● Work required
Repeat what the lines below say, word for word, and skip every image.

● Material shown
*-*-*

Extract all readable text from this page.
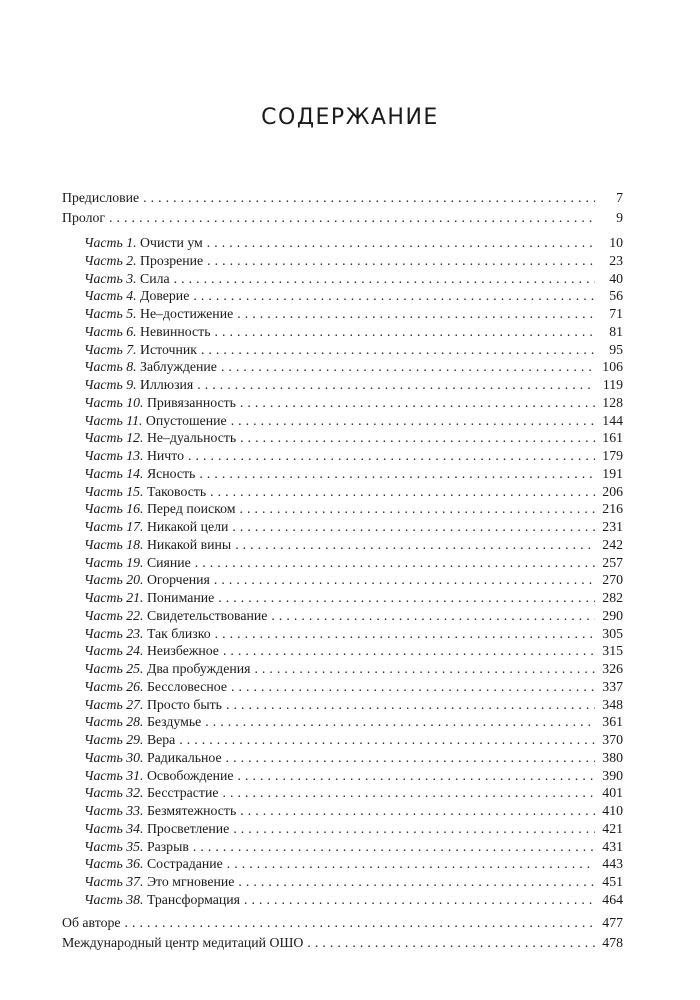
СОДЕРЖАНИЕ
Предисловие . . .	7
Пролог . . .	9
Часть 1. Очисти ум . . .	10
Часть 2. Прозрение . . .	23
Часть 3. Сила . . .	40
Часть 4. Доверие . . .	56
Часть 5. Не–достижение . . .	71
Часть 6. Невинность . . .	81
Часть 7. Источник . . .	95
Часть 8. Заблуждение . . .	106
Часть 9. Иллюзия . . .	119
Часть 10. Привязанность . . .	128
Часть 11. Опустошение . . .	144
Часть 12. Не–дуальность . . .	161
Часть 13. Ничто . . .	179
Часть 14. Ясность . . .	191
Часть 15. Таковость . . .	206
Часть 16. Перед поиском . . .	216
Часть 17. Никакой цели . . .	231
Часть 18. Никакой вины . . .	242
Часть 19. Сияние . . .	257
Часть 20. Огорчения . . .	270
Часть 21. Понимание . . .	282
Часть 22. Свидетельствование . . .	290
Часть 23. Так близко . . .	305
Часть 24. Неизбежное . . .	315
Часть 25. Два пробуждения . . .	326
Часть 26. Бессловесное . . .	337
Часть 27. Просто быть . . .	348
Часть 28. Бездумье . . .	361
Часть 29. Вера . . .	370
Часть 30. Радикальное . . .	380
Часть 31. Освобождение . . .	390
Часть 32. Бесстрастие . . .	401
Часть 33. Безмятежность . . .	410
Часть 34. Просветление . . .	421
Часть 35. Разрыв . . .	431
Часть 36. Сострадание . . .	443
Часть 37. Это мгновение . . .	451
Часть 38. Трансформация . . .	464
Об авторе . . .	477
Международный центр медитаций ОШО . . .	478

*-*-*

● Output for this exercise
Extract all readable text from this page.
СОДЕРЖАНИЕ
Предисловие . . .	7
Пролог . . .	9
Часть 1. Очисти ум . . .	10
Часть 2. Прозрение . . .	23
Часть 3. Сила . . .	40
Часть 4. Доверие . . .	56
Часть 5. Не–достижение . . .	71
Часть 6. Невинность . . .	81
Часть 7. Источник . . .	95
Часть 8. Заблуждение . . .	106
Часть 9. Иллюзия . . .	119
Часть 10. Привязанность . . .	128
Часть 11. Опустошение . . .	144
Часть 12. Не–дуальность . . .	161
Часть 13. Ничто . . .	179
Часть 14. Ясность . . .	191
Часть 15. Таковость . . .	206
Часть 16. Перед поиском . . .	216
Часть 17. Никакой цели . . .	231
Часть 18. Никакой вины . . .	242
Часть 19. Сияние . . .	257
Часть 20. Огорчения . . .	270
Часть 21. Понимание . . .	282
Часть 22. Свидетельствование . . .	290
Часть 23. Так близко . . .	305
Часть 24. Неизбежное . . .	315
Часть 25. Два пробуждения . . .	326
Часть 26. Бессловесное . . .	337
Часть 27. Просто быть . . .	348
Часть 28. Бездумье . . .	361
Часть 29. Вера . . .	370
Часть 30. Радикальное . . .	380
Часть 31. Освобождение . . .	390
Часть 32. Бесстрастие . . .	401
Часть 33. Безмятежность . . .	410
Часть 34. Просветление . . .	421
Часть 35. Разрыв . . .	431
Часть 36. Сострадание . . .	443
Часть 37. Это мгновение . . .	451
Часть 38. Трансформация . . .	464
Об авторе . . .	477
Международный центр медитаций ОШО . . .	478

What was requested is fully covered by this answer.